Supplied information:
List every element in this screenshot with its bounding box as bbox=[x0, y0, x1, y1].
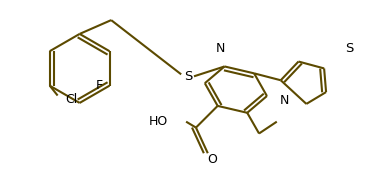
Text: O: O bbox=[207, 153, 217, 166]
Text: N: N bbox=[216, 42, 225, 55]
Text: N: N bbox=[280, 94, 290, 107]
Text: F: F bbox=[96, 79, 103, 92]
Text: HO: HO bbox=[149, 115, 168, 128]
Text: Cl: Cl bbox=[65, 93, 78, 106]
Text: S: S bbox=[345, 42, 354, 55]
Text: S: S bbox=[184, 70, 192, 83]
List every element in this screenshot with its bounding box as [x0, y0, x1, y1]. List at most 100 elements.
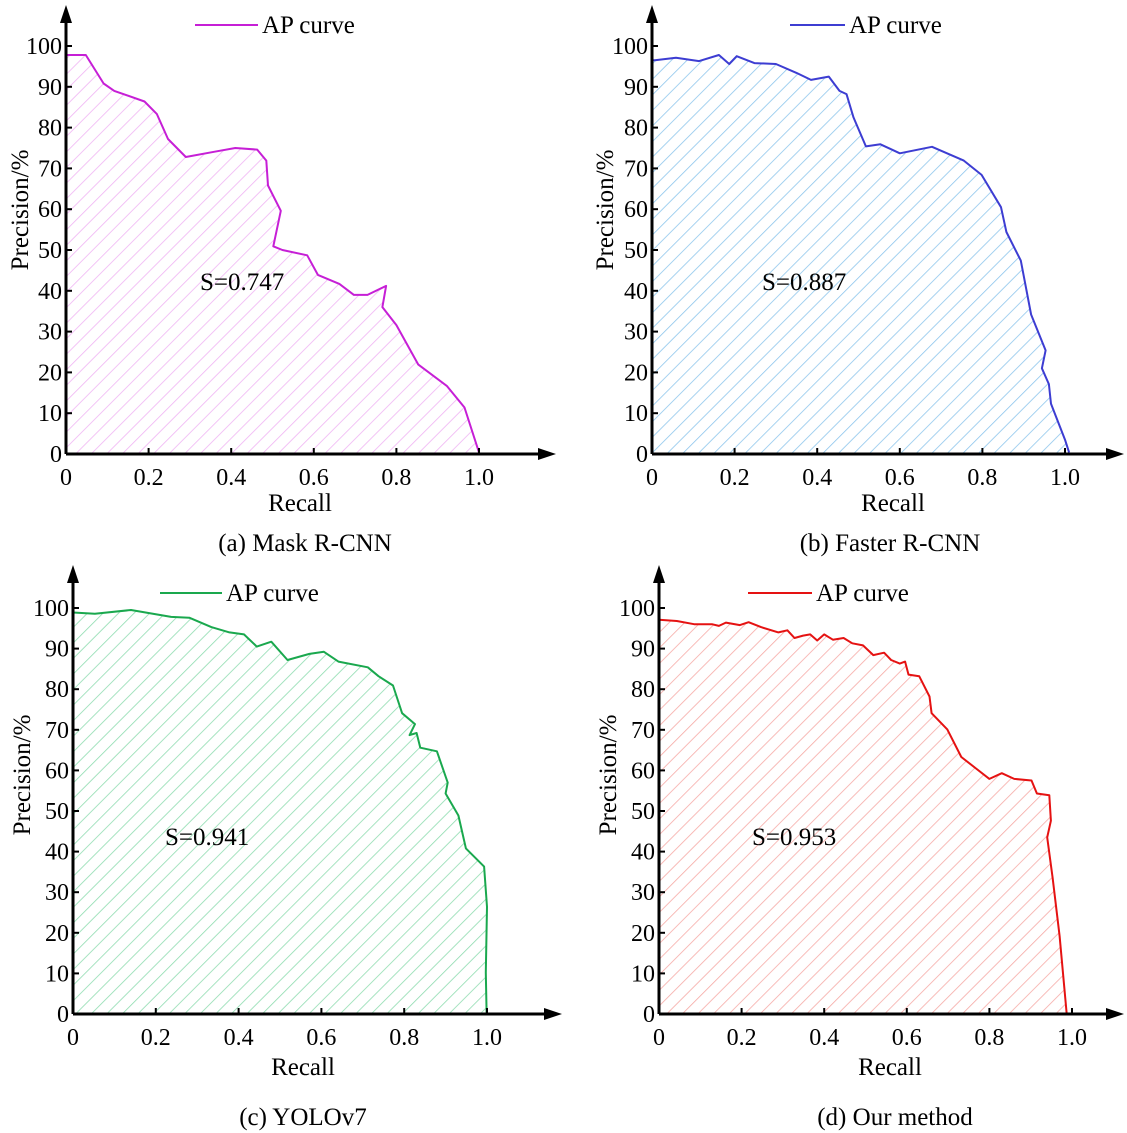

Set task: Could you arrange the lines above as a Markdown table with the columns "Row" and "Line", one row per line, with blank lines and pictures left out?

Solution below:
| Row | Line |
|---|---|
| 1 | List every element in this screenshot with its bounding box as bbox=[x0, y0, x1, y1]. |
| 2 | Text: O: O bbox=[207, 153, 217, 166] |
| 3 | Text: N: N bbox=[216, 42, 225, 55] |
| 4 | Text: N: N bbox=[280, 94, 290, 107] |
| 5 | Text: F: F bbox=[96, 79, 103, 92] |
| 6 | Text: HO: HO bbox=[149, 115, 168, 128] |
| 7 | Text: Cl: Cl bbox=[65, 93, 78, 106] |
| 8 | Text: S: S bbox=[345, 42, 354, 55] |
| 9 | Text: S: S bbox=[184, 70, 192, 83] |
| 10 | List every element in this screenshot with its bounding box as [x0, y0, x1, y1]. List at most 100 elements. |